# STATED GOAL:
Your task is to transcribe the data in full.

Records
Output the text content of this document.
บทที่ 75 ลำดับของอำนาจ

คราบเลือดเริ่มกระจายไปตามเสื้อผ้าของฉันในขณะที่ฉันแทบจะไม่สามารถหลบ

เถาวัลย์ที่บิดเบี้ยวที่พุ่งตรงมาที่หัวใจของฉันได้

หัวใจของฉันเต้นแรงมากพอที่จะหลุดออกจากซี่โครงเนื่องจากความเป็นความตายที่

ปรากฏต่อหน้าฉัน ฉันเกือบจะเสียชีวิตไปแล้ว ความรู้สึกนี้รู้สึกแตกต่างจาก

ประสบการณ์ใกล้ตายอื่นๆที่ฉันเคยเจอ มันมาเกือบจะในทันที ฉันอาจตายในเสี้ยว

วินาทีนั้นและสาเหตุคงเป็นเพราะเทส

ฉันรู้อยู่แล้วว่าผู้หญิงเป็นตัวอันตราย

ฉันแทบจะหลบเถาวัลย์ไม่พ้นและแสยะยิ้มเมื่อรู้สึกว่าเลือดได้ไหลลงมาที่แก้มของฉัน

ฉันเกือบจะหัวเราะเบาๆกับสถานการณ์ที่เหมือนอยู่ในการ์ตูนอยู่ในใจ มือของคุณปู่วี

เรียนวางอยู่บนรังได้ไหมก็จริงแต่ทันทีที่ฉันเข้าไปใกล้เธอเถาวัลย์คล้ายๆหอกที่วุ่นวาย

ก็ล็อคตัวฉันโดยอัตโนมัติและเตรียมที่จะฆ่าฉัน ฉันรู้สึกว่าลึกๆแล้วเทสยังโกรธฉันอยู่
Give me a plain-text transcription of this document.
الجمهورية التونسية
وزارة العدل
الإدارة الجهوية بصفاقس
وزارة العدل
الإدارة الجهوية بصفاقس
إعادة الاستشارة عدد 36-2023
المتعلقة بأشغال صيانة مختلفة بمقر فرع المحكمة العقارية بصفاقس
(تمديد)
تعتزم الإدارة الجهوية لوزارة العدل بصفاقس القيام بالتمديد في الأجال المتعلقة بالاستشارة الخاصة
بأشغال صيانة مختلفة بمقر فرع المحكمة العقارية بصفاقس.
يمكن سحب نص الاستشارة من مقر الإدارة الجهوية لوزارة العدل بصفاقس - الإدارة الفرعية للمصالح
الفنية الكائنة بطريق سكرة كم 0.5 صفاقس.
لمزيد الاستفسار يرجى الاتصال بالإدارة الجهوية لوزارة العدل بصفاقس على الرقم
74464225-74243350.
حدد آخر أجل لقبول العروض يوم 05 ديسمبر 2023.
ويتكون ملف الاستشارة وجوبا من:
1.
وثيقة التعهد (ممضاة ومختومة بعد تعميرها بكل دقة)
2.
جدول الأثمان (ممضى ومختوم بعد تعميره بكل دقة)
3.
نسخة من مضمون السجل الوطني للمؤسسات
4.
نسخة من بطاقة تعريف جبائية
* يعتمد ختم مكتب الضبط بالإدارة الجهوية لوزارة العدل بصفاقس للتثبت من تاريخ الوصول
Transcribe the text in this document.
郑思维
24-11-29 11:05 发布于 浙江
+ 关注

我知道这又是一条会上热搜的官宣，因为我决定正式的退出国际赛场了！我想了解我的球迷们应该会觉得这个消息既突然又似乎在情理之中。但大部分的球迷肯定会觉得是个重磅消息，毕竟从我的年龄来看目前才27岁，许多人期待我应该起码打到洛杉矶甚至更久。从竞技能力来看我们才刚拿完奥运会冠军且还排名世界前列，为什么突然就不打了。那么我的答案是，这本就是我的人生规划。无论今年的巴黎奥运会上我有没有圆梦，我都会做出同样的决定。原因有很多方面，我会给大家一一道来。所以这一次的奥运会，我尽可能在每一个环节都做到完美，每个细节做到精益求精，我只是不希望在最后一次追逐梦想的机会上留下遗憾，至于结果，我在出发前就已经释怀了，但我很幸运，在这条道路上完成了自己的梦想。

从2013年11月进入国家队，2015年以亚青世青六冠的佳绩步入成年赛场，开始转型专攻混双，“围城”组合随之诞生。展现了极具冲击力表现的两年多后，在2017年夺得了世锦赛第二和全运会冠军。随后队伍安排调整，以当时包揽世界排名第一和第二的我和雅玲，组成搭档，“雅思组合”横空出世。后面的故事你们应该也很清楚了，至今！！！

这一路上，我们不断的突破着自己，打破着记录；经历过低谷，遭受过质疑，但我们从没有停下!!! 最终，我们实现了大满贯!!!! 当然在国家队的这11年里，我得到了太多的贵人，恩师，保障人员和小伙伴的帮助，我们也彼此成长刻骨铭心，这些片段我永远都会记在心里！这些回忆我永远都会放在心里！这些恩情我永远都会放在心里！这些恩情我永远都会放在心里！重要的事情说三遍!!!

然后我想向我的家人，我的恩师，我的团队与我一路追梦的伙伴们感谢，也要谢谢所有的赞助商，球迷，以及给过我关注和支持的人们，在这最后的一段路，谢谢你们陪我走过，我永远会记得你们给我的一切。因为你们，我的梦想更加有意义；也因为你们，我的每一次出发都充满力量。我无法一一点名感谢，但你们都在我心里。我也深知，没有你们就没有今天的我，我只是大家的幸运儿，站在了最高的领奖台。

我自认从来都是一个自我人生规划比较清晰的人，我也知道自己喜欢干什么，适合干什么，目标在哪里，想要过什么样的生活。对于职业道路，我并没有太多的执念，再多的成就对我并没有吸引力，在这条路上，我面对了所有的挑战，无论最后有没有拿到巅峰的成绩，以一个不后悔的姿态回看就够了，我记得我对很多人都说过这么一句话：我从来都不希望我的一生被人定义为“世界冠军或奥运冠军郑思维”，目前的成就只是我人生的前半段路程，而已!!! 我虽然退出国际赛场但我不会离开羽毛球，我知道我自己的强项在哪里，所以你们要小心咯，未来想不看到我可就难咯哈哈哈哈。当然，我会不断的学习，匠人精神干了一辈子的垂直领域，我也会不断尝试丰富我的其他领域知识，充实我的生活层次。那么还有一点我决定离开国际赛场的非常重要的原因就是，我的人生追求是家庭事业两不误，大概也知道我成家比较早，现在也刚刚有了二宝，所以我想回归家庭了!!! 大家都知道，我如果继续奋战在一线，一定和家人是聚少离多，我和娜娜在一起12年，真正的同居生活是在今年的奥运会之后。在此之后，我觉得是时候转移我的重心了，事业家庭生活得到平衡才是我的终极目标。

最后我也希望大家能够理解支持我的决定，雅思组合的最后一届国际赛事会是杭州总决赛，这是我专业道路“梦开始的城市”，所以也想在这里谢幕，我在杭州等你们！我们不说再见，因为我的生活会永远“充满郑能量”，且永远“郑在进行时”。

# RESPONSE FOR THIS EXERCISE:
Output the text content of this document.
บทที่ 75 ลำดับของอำนาจ

คราบเลือดเริ่มกระจายไปตามเสื้อผ้าของฉันในขณะที่ฉันแทบจะไม่สามารถหลบ

เถาวัลย์ที่บิดเบี้ยวที่พุ่งตรงมาที่หัวใจของฉันได้

หัวใจของฉันเต้นแรงมากพอที่จะหลุดออกจากซี่โครงเนื่องจากความเป็นความตายที่

ปรากฏต่อหน้าฉัน ฉันเกือบจะเสียชีวิตไปแล้ว ความรู้สึกนี้รู้สึกแตกต่างจาก

ประสบการณ์ใกล้ตายอื่นๆที่ฉันเคยเจอ มันมาเกือบจะในทันที ฉันอาจตายในเสี้ยว

วินาทีนั้นและสาเหตุคงเป็นเพราะเทส

ฉันรู้อยู่แล้วว่าผู้หญิงเป็นตัวอันตราย

ฉันแทบจะหลบเถาวัลย์ไม่พ้นและแสยะยิ้มเมื่อรู้สึกว่าเลือดได้ไหลลงมาที่แก้มของฉัน

ฉันเกือบจะหัวเราะเบาๆกับสถานการณ์ที่เหมือนอยู่ในการ์ตูนอยู่ในใจ มือของคุณปู่วี

เรียนวางอยู่บนรังได้ไหมก็จริงแต่ทันทีที่ฉันเข้าไปใกล้เธอเถาวัลย์คล้ายๆหอกที่วุ่นวาย

ก็ล็อคตัวฉันโดยอัตโนมัติและเตรียมที่จะฆ่าฉัน ฉันรู้สึกว่าลึกๆแล้วเทสยังโกรธฉันอยู่
Give me a plain-text transcription of this document.
الجمهورية التونسية
وزارة العدل
الإدارة الجهوية بصفاقس
وزارة العدل
الإدارة الجهوية بصفاقس
إعادة الاستشارة عدد 36-2023
المتعلقة بأشغال صيانة مختلفة بمقر فرع المحكمة العقارية بصفاقس
(تمديد)
تعتزم الإدارة الجهوية لوزارة العدل بصفاقس القيام بالتمديد في الأجال المتعلقة بالاستشارة الخاصة
بأشغال صيانة مختلفة بمقر فرع المحكمة العقارية بصفاقس.
يمكن سحب نص الاستشارة من مقر الإدارة الجهوية لوزارة العدل بصفاقس - الإدارة الفرعية للمصالح
الفنية الكائنة بطريق سكرة كم 0.5 صفاقس.
لمزيد الاستفسار يرجى الاتصال بالإدارة الجهوية لوزارة العدل بصفاقس على الرقم
74464225-74243350.
حدد آخر أجل لقبول العروض يوم 05 ديسمبر 2023.
ويتكون ملف الاستشارة وجوبا من:
1.
وثيقة التعهد (ممضاة ومختومة بعد تعميرها بكل دقة)
2.
جدول الأثمان (ممضى ومختوم بعد تعميره بكل دقة)
3.
نسخة من مضمون السجل الوطني للمؤسسات
4.
نسخة من بطاقة تعريف جبائية
* يعتمد ختم مكتب الضبط بالإدارة الجهوية لوزارة العدل بصفاقس للتثبت من تاريخ الوصول
Transcribe the text in this document.
郑思维
24-11-29 11:05 发布于 浙江
+ 关注

我知道这又是一条会上热搜的官宣，因为我决定正式的退出国际赛场了！我想了解我的球迷们应该会觉得这个消息既突然又似乎在情理之中。但大部分的球迷肯定会觉得是个重磅消息，毕竟从我的年龄来看目前才27岁，许多人期待我应该起码打到洛杉矶甚至更久。从竞技能力来看我们才刚拿完奥运会冠军且还排名世界前列，为什么突然就不打了。那么我的答案是，这本就是我的人生规划。无论今年的巴黎奥运会上我有没有圆梦，我都会做出同样的决定。原因有很多方面，我会给大家一一道来。所以这一次的奥运会，我尽可能在每一个环节都做到完美，每个细节做到精益求精，我只是不希望在最后一次追逐梦想的机会上留下遗憾，至于结果，我在出发前就已经释怀了，但我很幸运，在这条道路上完成了自己的梦想。

从2013年11月进入国家队，2015年以亚青世青六冠的佳绩步入成年赛场，开始转型专攻混双，“围城”组合随之诞生。展现了极具冲击力表现的两年多后，在2017年夺得了世锦赛第二和全运会冠军。随后队伍安排调整，以当时包揽世界排名第一和第二的我和雅玲，组成搭档，“雅思组合”横空出世。后面的故事你们应该也很清楚了，至今！！！

这一路上，我们不断的突破着自己，打破着记录；经历过低谷，遭受过质疑，但我们从没有停下!!! 最终，我们实现了大满贯!!!! 当然在国家队的这11年里，我得到了太多的贵人，恩师，保障人员和小伙伴的帮助，我们也彼此成长刻骨铭心，这些片段我永远都会记在心里！这些回忆我永远都会放在心里！这些恩情我永远都会放在心里！这些恩情我永远都会放在心里！重要的事情说三遍!!!

然后我想向我的家人，我的恩师，我的团队与我一路追梦的伙伴们感谢，也要谢谢所有的赞助商，球迷，以及给过我关注和支持的人们，在这最后的一段路，谢谢你们陪我走过，我永远会记得你们给我的一切。因为你们，我的梦想更加有意义；也因为你们，我的每一次出发都充满力量。我无法一一点名感谢，但你们都在我心里。我也深知，没有你们就没有今天的我，我只是大家的幸运儿，站在了最高的领奖台。

我自认从来都是一个自我人生规划比较清晰的人，我也知道自己喜欢干什么，适合干什么，目标在哪里，想要过什么样的生活。对于职业道路，我并没有太多的执念，再多的成就对我并没有吸引力，在这条路上，我面对了所有的挑战，无论最后有没有拿到巅峰的成绩，以一个不后悔的姿态回看就够了，我记得我对很多人都说过这么一句话：我从来都不希望我的一生被人定义为“世界冠军或奥运冠军郑思维”，目前的成就只是我人生的前半段路程，而已!!! 我虽然退出国际赛场但我不会离开羽毛球，我知道我自己的强项在哪里，所以你们要小心咯，未来想不看到我可就难咯哈哈哈哈。当然，我会不断的学习，匠人精神干了一辈子的垂直领域，我也会不断尝试丰富我的其他领域知识，充实我的生活层次。那么还有一点我决定离开国际赛场的非常重要的原因就是，我的人生追求是家庭事业两不误，大概也知道我成家比较早，现在也刚刚有了二宝，所以我想回归家庭了!!! 大家都知道，我如果继续奋战在一线，一定和家人是聚少离多，我和娜娜在一起12年，真正的同居生活是在今年的奥运会之后。在此之后，我觉得是时候转移我的重心了，事业家庭生活得到平衡才是我的终极目标。

最后我也希望大家能够理解支持我的决定，雅思组合的最后一届国际赛事会是杭州总决赛，这是我专业道路“梦开始的城市”，所以也想在这里谢幕，我在杭州等你们！我们不说再见，因为我的生活会永远“充满郑能量”，且永远“郑在进行时”。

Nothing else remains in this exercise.